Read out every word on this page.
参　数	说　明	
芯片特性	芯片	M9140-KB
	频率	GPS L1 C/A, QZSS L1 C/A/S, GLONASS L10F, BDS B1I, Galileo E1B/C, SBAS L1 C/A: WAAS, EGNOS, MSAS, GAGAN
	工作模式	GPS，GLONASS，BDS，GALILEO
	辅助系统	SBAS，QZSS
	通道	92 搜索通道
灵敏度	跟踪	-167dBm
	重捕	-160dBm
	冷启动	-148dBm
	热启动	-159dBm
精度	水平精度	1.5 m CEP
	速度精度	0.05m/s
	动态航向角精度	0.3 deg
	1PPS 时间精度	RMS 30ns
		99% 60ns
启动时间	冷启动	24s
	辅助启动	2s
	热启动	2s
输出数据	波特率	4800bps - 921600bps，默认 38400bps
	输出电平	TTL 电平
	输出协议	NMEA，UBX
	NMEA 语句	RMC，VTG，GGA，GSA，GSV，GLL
::::::::::
* _WORK INSTRUCTIONS_
Write the data out again in full and exactly.

* _RESULT OF THIS TASK_
Read out every word on this page.
参　数	说　明	
芯片特性	芯片	M9140-KB
	频率	GPS L1 C/A, QZSS L1 C/A/S, GLONASS L10F, BDS B1I, Galileo E1B/C, SBAS L1 C/A: WAAS, EGNOS, MSAS, GAGAN
	工作模式	GPS，GLONASS，BDS，GALILEO
	辅助系统	SBAS，QZSS
	通道	92 搜索通道
灵敏度	跟踪	-167dBm
	重捕	-160dBm
	冷启动	-148dBm
	热启动	-159dBm
精度	水平精度	1.5 m CEP
	速度精度	0.05m/s
	动态航向角精度	0.3 deg
	1PPS 时间精度	RMS 30ns
		99% 60ns
启动时间	冷启动	24s
	辅助启动	2s
	热启动	2s
输出数据	波特率	4800bps - 921600bps，默认 38400bps
	输出电平	TTL 电平
	输出协议	NMEA，UBX
	NMEA 语句	RMC，VTG，GGA，GSA，GSV，GLL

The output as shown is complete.